*Task*: Output all records precisely as written.

## START Source data

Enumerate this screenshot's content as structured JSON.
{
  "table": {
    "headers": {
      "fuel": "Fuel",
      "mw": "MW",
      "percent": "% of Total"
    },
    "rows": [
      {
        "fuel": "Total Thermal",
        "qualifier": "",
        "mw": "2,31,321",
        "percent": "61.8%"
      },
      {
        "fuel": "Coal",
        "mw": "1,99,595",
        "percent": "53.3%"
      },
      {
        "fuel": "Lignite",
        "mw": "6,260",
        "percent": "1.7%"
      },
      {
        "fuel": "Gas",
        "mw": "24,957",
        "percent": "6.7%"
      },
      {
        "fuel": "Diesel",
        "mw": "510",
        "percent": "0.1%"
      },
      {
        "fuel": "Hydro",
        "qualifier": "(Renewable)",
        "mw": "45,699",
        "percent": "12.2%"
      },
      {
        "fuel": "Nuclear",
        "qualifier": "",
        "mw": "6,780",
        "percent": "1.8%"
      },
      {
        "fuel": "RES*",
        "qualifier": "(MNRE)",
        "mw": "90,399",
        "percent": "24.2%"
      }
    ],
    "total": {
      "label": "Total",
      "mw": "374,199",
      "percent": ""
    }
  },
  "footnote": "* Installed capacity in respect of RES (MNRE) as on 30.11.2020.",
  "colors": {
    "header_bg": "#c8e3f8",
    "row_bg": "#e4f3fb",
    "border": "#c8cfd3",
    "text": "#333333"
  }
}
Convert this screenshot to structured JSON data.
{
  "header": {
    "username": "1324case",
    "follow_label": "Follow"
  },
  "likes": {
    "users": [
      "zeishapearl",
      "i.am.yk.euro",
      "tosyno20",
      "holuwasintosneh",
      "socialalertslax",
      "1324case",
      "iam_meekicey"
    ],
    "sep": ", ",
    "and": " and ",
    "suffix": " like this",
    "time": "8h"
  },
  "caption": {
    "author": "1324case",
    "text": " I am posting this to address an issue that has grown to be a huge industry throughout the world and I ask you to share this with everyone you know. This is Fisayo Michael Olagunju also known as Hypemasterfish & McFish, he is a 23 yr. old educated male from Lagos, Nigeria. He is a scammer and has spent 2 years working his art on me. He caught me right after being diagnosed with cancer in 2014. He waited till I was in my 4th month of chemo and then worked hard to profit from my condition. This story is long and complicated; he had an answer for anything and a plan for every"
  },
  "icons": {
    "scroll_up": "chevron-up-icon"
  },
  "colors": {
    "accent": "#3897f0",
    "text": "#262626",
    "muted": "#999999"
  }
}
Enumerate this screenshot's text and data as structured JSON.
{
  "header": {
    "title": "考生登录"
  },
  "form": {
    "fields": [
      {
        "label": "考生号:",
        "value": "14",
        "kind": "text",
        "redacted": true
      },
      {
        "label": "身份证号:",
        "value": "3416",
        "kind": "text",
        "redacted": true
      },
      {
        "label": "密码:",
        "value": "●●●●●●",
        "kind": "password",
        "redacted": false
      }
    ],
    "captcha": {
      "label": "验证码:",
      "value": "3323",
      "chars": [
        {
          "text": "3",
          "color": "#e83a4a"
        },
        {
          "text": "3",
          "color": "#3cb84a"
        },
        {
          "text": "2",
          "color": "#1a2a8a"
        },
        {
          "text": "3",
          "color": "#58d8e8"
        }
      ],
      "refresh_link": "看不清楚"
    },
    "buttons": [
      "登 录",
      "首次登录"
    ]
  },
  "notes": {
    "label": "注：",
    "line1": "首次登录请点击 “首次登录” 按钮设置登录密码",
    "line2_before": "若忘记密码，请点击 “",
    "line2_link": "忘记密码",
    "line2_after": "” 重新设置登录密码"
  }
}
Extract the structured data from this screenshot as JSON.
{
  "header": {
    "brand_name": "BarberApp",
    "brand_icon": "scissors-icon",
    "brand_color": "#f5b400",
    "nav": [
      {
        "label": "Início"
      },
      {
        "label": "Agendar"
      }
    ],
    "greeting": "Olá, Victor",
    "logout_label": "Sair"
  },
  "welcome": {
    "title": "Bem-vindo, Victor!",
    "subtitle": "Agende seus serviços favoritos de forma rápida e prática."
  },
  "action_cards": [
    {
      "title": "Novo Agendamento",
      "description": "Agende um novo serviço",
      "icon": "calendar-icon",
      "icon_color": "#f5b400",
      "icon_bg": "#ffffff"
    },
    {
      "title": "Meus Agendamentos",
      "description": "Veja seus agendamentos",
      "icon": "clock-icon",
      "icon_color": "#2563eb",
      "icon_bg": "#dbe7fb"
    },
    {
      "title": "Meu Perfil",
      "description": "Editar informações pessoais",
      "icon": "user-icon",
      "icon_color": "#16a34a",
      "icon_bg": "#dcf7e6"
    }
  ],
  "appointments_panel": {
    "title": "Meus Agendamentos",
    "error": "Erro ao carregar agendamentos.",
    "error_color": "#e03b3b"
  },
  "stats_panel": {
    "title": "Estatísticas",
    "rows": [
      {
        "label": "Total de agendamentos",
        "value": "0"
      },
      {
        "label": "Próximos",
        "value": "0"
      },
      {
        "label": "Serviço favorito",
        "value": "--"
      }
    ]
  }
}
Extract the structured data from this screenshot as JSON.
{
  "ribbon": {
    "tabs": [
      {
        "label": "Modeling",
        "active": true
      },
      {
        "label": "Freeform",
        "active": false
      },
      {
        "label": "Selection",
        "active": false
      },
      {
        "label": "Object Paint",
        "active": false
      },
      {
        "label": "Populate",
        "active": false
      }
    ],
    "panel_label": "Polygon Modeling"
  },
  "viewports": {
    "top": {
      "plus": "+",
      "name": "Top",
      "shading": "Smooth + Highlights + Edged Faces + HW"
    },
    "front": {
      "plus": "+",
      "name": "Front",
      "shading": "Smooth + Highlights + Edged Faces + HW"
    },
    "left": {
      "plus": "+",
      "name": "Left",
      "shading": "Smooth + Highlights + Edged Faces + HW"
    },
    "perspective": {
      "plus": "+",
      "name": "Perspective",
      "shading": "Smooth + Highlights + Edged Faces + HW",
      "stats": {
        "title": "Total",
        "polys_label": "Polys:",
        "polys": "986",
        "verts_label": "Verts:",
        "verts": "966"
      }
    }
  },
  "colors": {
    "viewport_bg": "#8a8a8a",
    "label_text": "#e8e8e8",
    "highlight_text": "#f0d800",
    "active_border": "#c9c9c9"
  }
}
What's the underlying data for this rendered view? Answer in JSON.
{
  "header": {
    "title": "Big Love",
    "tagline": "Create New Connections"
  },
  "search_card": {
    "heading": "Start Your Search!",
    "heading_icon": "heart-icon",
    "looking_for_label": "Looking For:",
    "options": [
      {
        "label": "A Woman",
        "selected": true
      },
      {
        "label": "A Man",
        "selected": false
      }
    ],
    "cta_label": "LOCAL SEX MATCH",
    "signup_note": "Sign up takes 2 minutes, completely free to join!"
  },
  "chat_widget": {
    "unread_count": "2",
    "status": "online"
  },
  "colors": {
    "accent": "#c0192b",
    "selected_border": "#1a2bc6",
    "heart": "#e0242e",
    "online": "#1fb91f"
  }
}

## END Source data

*The output*:
Enumerate this screenshot's content as structured JSON.
{
  "table": {
    "headers": {
      "fuel": "Fuel",
      "mw": "MW",
      "percent": "% of Total"
    },
    "rows": [
      {
        "fuel": "Total Thermal",
        "qualifier": "",
        "mw": "2,31,321",
        "percent": "61.8%"
      },
      {
        "fuel": "Coal",
        "mw": "1,99,595",
        "percent": "53.3%"
      },
      {
        "fuel": "Lignite",
        "mw": "6,260",
        "percent": "1.7%"
      },
      {
        "fuel": "Gas",
        "mw": "24,957",
        "percent": "6.7%"
      },
      {
        "fuel": "Diesel",
        "mw": "510",
        "percent": "0.1%"
      },
      {
        "fuel": "Hydro",
        "qualifier": "(Renewable)",
        "mw": "45,699",
        "percent": "12.2%"
      },
      {
        "fuel": "Nuclear",
        "qualifier": "",
        "mw": "6,780",
        "percent": "1.8%"
      },
      {
        "fuel": "RES*",
        "qualifier": "(MNRE)",
        "mw": "90,399",
        "percent": "24.2%"
      }
    ],
    "total": {
      "label": "Total",
      "mw": "374,199",
      "percent": ""
    }
  },
  "footnote": "* Installed capacity in respect of RES (MNRE) as on 30.11.2020.",
  "colors": {
    "header_bg": "#c8e3f8",
    "row_bg": "#e4f3fb",
    "border": "#c8cfd3",
    "text": "#333333"
  }
}
Convert this screenshot to structured JSON data.
{
  "header": {
    "username": "1324case",
    "follow_label": "Follow"
  },
  "likes": {
    "users": [
      "zeishapearl",
      "i.am.yk.euro",
      "tosyno20",
      "holuwasintosneh",
      "socialalertslax",
      "1324case",
      "iam_meekicey"
    ],
    "sep": ", ",
    "and": " and ",
    "suffix": " like this",
    "time": "8h"
  },
  "caption": {
    "author": "1324case",
    "text": " I am posting this to address an issue that has grown to be a huge industry throughout the world and I ask you to share this with everyone you know. This is Fisayo Michael Olagunju also known as Hypemasterfish & McFish, he is a 23 yr. old educated male from Lagos, Nigeria. He is a scammer and has spent 2 years working his art on me. He caught me right after being diagnosed with cancer in 2014. He waited till I was in my 4th month of chemo and then worked hard to profit from my condition. This story is long and complicated; he had an answer for anything and a plan for every"
  },
  "icons": {
    "scroll_up": "chevron-up-icon"
  },
  "colors": {
    "accent": "#3897f0",
    "text": "#262626",
    "muted": "#999999"
  }
}
Enumerate this screenshot's text and data as structured JSON.
{
  "header": {
    "title": "考生登录"
  },
  "form": {
    "fields": [
      {
        "label": "考生号:",
        "value": "14",
        "kind": "text",
        "redacted": true
      },
      {
        "label": "身份证号:",
        "value": "3416",
        "kind": "text",
        "redacted": true
      },
      {
        "label": "密码:",
        "value": "●●●●●●",
        "kind": "password",
        "redacted": false
      }
    ],
    "captcha": {
      "label": "验证码:",
      "value": "3323",
      "chars": [
        {
          "text": "3",
          "color": "#e83a4a"
        },
        {
          "text": "3",
          "color": "#3cb84a"
        },
        {
          "text": "2",
          "color": "#1a2a8a"
        },
        {
          "text": "3",
          "color": "#58d8e8"
        }
      ],
      "refresh_link": "看不清楚"
    },
    "buttons": [
      "登 录",
      "首次登录"
    ]
  },
  "notes": {
    "label": "注：",
    "line1": "首次登录请点击 “首次登录” 按钮设置登录密码",
    "line2_before": "若忘记密码，请点击 “",
    "line2_link": "忘记密码",
    "line2_after": "” 重新设置登录密码"
  }
}
Extract the structured data from this screenshot as JSON.
{
  "header": {
    "brand_name": "BarberApp",
    "brand_icon": "scissors-icon",
    "brand_color": "#f5b400",
    "nav": [
      {
        "label": "Início"
      },
      {
        "label": "Agendar"
      }
    ],
    "greeting": "Olá, Victor",
    "logout_label": "Sair"
  },
  "welcome": {
    "title": "Bem-vindo, Victor!",
    "subtitle": "Agende seus serviços favoritos de forma rápida e prática."
  },
  "action_cards": [
    {
      "title": "Novo Agendamento",
      "description": "Agende um novo serviço",
      "icon": "calendar-icon",
      "icon_color": "#f5b400",
      "icon_bg": "#ffffff"
    },
    {
      "title": "Meus Agendamentos",
      "description": "Veja seus agendamentos",
      "icon": "clock-icon",
      "icon_color": "#2563eb",
      "icon_bg": "#dbe7fb"
    },
    {
      "title": "Meu Perfil",
      "description": "Editar informações pessoais",
      "icon": "user-icon",
      "icon_color": "#16a34a",
      "icon_bg": "#dcf7e6"
    }
  ],
  "appointments_panel": {
    "title": "Meus Agendamentos",
    "error": "Erro ao carregar agendamentos.",
    "error_color": "#e03b3b"
  },
  "stats_panel": {
    "title": "Estatísticas",
    "rows": [
      {
        "label": "Total de agendamentos",
        "value": "0"
      },
      {
        "label": "Próximos",
        "value": "0"
      },
      {
        "label": "Serviço favorito",
        "value": "--"
      }
    ]
  }
}
Extract the structured data from this screenshot as JSON.
{
  "ribbon": {
    "tabs": [
      {
        "label": "Modeling",
        "active": true
      },
      {
        "label": "Freeform",
        "active": false
      },
      {
        "label": "Selection",
        "active": false
      },
      {
        "label": "Object Paint",
        "active": false
      },
      {
        "label": "Populate",
        "active": false
      }
    ],
    "panel_label": "Polygon Modeling"
  },
  "viewports": {
    "top": {
      "plus": "+",
      "name": "Top",
      "shading": "Smooth + Highlights + Edged Faces + HW"
    },
    "front": {
      "plus": "+",
      "name": "Front",
      "shading": "Smooth + Highlights + Edged Faces + HW"
    },
    "left": {
      "plus": "+",
      "name": "Left",
      "shading": "Smooth + Highlights + Edged Faces + HW"
    },
    "perspective": {
      "plus": "+",
      "name": "Perspective",
      "shading": "Smooth + Highlights + Edged Faces + HW",
      "stats": {
        "title": "Total",
        "polys_label": "Polys:",
        "polys": "986",
        "verts_label": "Verts:",
        "verts": "966"
      }
    }
  },
  "colors": {
    "viewport_bg": "#8a8a8a",
    "label_text": "#e8e8e8",
    "highlight_text": "#f0d800",
    "active_border": "#c9c9c9"
  }
}
What's the underlying data for this rendered view? Answer in JSON.
{
  "header": {
    "title": "Big Love",
    "tagline": "Create New Connections"
  },
  "search_card": {
    "heading": "Start Your Search!",
    "heading_icon": "heart-icon",
    "looking_for_label": "Looking For:",
    "options": [
      {
        "label": "A Woman",
        "selected": true
      },
      {
        "label": "A Man",
        "selected": false
      }
    ],
    "cta_label": "LOCAL SEX MATCH",
    "signup_note": "Sign up takes 2 minutes, completely free to join!"
  },
  "chat_widget": {
    "unread_count": "2",
    "status": "online"
  },
  "colors": {
    "accent": "#c0192b",
    "selected_border": "#1a2bc6",
    "heart": "#e0242e",
    "online": "#1fb91f"
  }
}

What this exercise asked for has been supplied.